◆ **Exercise prompt**: Copy the data exactly; pictures stay out of the copy.

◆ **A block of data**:

***

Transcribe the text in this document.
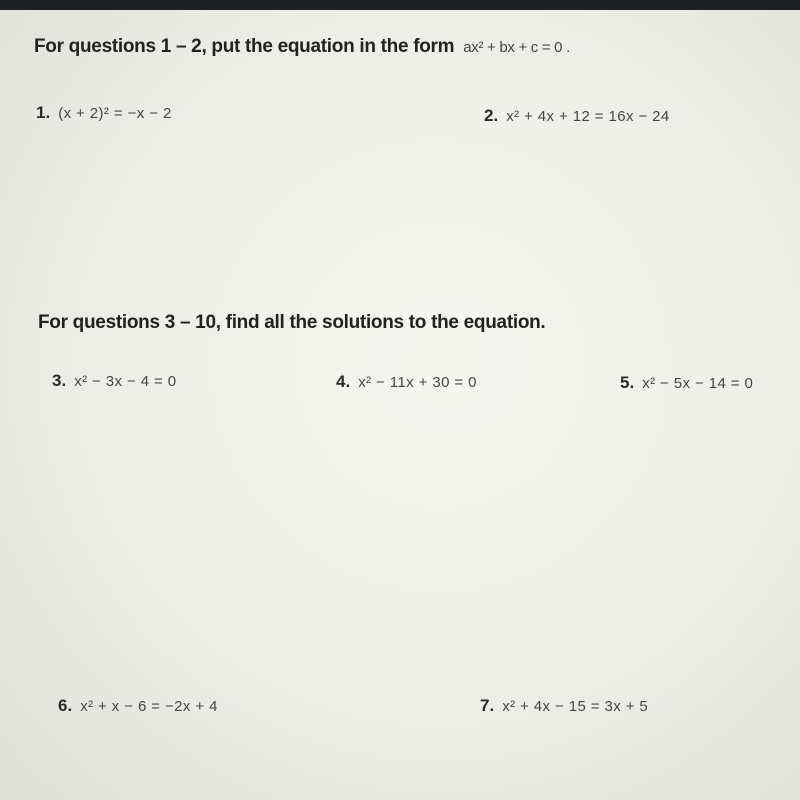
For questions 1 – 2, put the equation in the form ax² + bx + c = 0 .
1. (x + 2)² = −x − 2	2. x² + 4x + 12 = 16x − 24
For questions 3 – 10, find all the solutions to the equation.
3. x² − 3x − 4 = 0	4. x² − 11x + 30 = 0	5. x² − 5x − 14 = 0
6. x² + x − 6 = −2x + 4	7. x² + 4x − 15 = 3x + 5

***

◆ **Solution for this task**:
Transcribe the text in this document.
For questions 1 – 2, put the equation in the form ax² + bx + c = 0 .
1. (x + 2)² = −x − 2	2. x² + 4x + 12 = 16x − 24
For questions 3 – 10, find all the solutions to the equation.
3. x² − 3x − 4 = 0	4. x² − 11x + 30 = 0	5. x² − 5x − 14 = 0
6. x² + x − 6 = −2x + 4	7. x² + 4x − 15 = 3x + 5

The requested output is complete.